[Record extracts start]
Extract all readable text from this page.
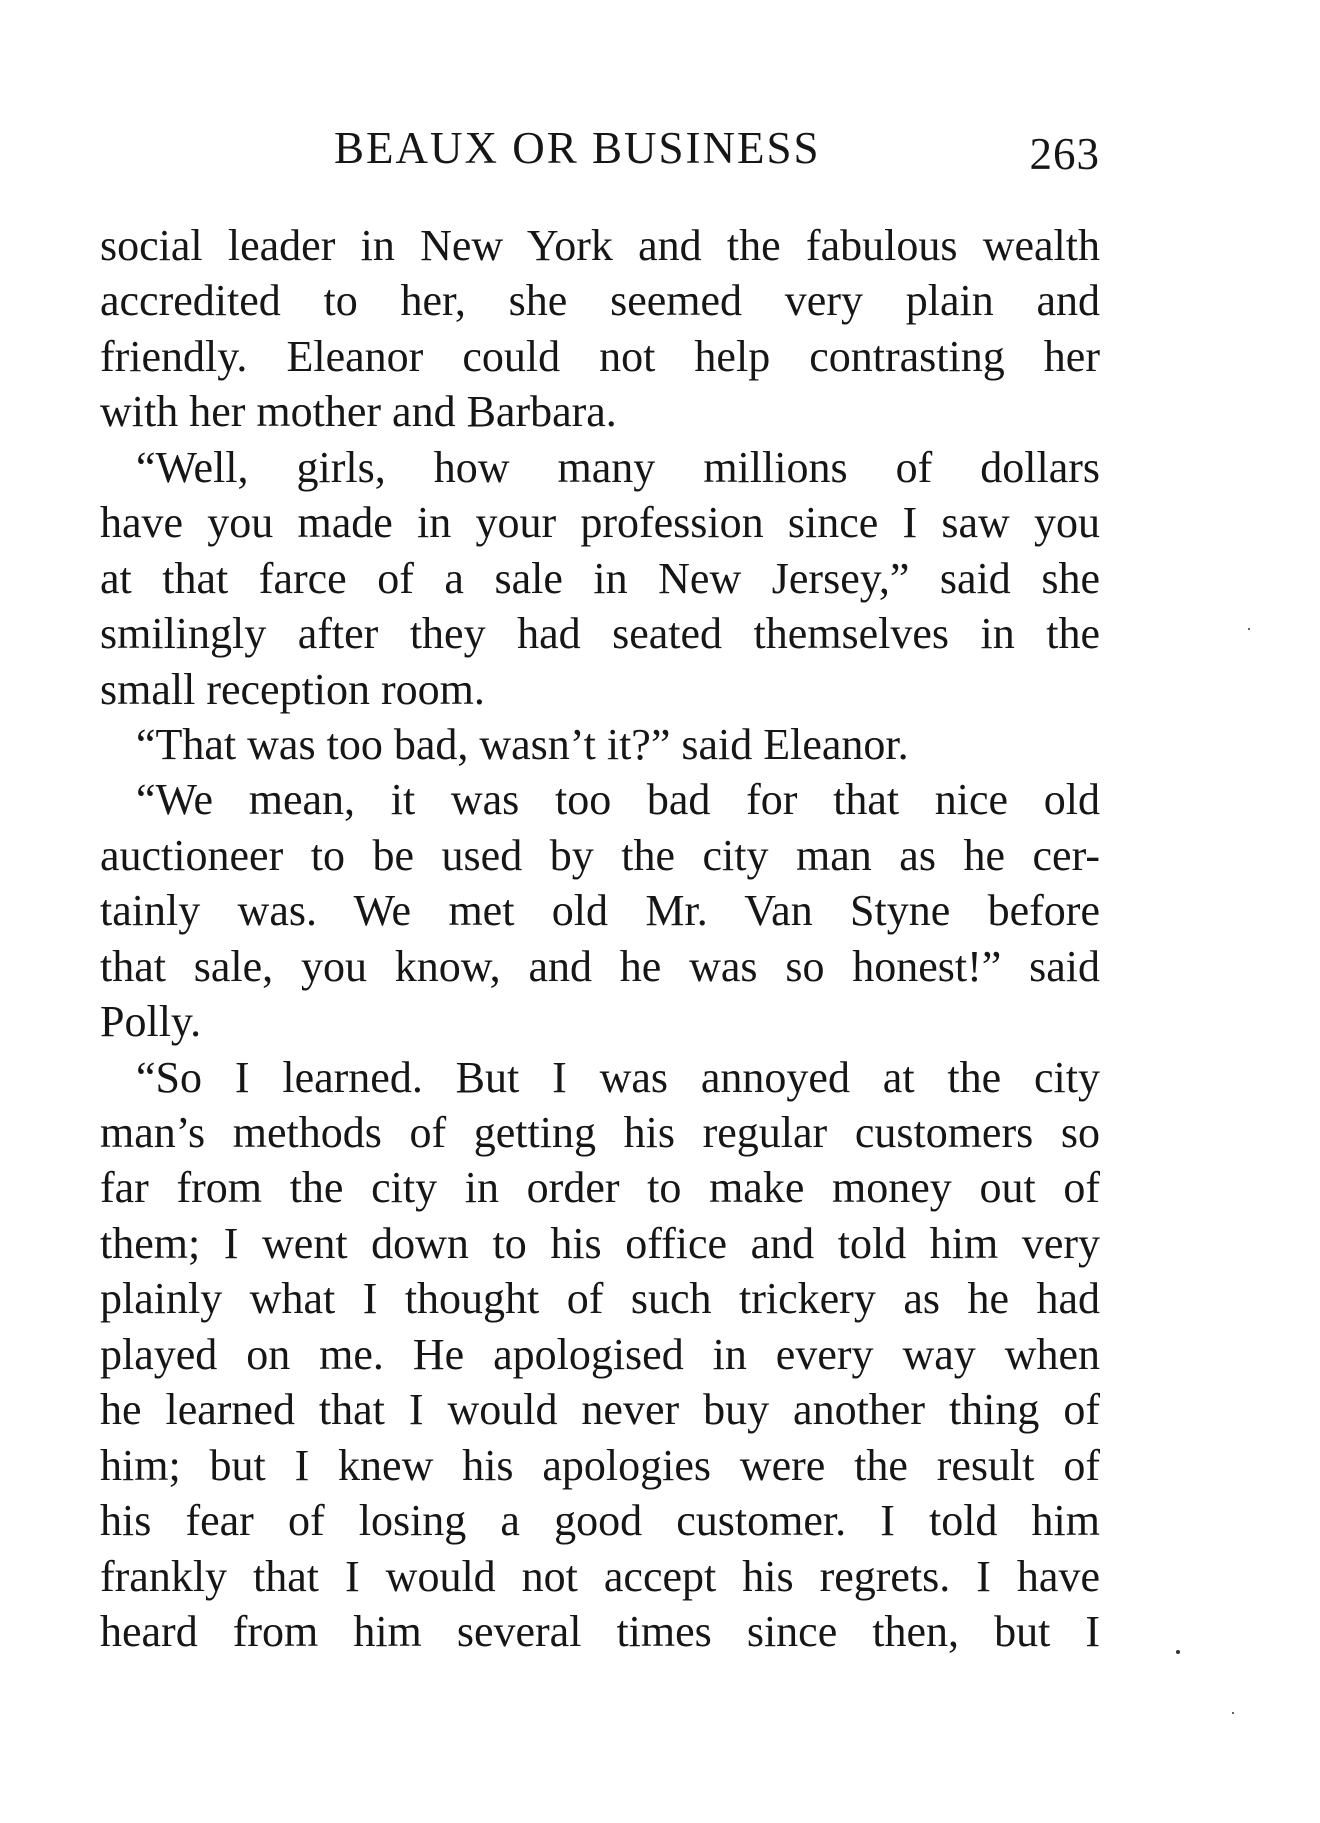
BEAUX OR BUSINESS	263
social leader in New York and the fabulous wealth
accredited to her, she seemed very plain and
friendly. Eleanor could not help contrasting her
with her mother and Barbara.
“Well, girls, how many millions of dollars
have you made in your profession since I saw you
at that farce of a sale in New Jersey,” said she
smilingly after they had seated themselves in the
small reception room.
“That was too bad, wasn’t it?” said Eleanor.
“We mean, it was too bad for that nice old
auctioneer to be used by the city man as he cer-
tainly was. We met old Mr. Van Styne before
that sale, you know, and he was so honest!” said
Polly.
“So I learned. But I was annoyed at the city
man’s methods of getting his regular customers so
far from the city in order to make money out of
them; I went down to his office and told him very
plainly what I thought of such trickery as he had
played on me. He apologised in every way when
he learned that I would never buy another thing of
him; but I knew his apologies were the result of
his fear of losing a good customer. I told him
frankly that I would not accept his regrets. I have
heard from him several times since then, but I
[Record extracts end]
Exercise
Write out the full listing verbatim, excluding its pictures.

Output for this task
Extract all readable text from this page.
BEAUX OR BUSINESS	263
social leader in New York and the fabulous wealth
accredited to her, she seemed very plain and
friendly. Eleanor could not help contrasting her
with her mother and Barbara.
“Well, girls, how many millions of dollars
have you made in your profession since I saw you
at that farce of a sale in New Jersey,” said she
smilingly after they had seated themselves in the
small reception room.
“That was too bad, wasn’t it?” said Eleanor.
“We mean, it was too bad for that nice old
auctioneer to be used by the city man as he cer-
tainly was. We met old Mr. Van Styne before
that sale, you know, and he was so honest!” said
Polly.
“So I learned. But I was annoyed at the city
man’s methods of getting his regular customers so
far from the city in order to make money out of
them; I went down to his office and told him very
plainly what I thought of such trickery as he had
played on me. He apologised in every way when
he learned that I would never buy another thing of
him; but I knew his apologies were the result of
his fear of losing a good customer. I told him
frankly that I would not accept his regrets. I have
heard from him several times since then, but I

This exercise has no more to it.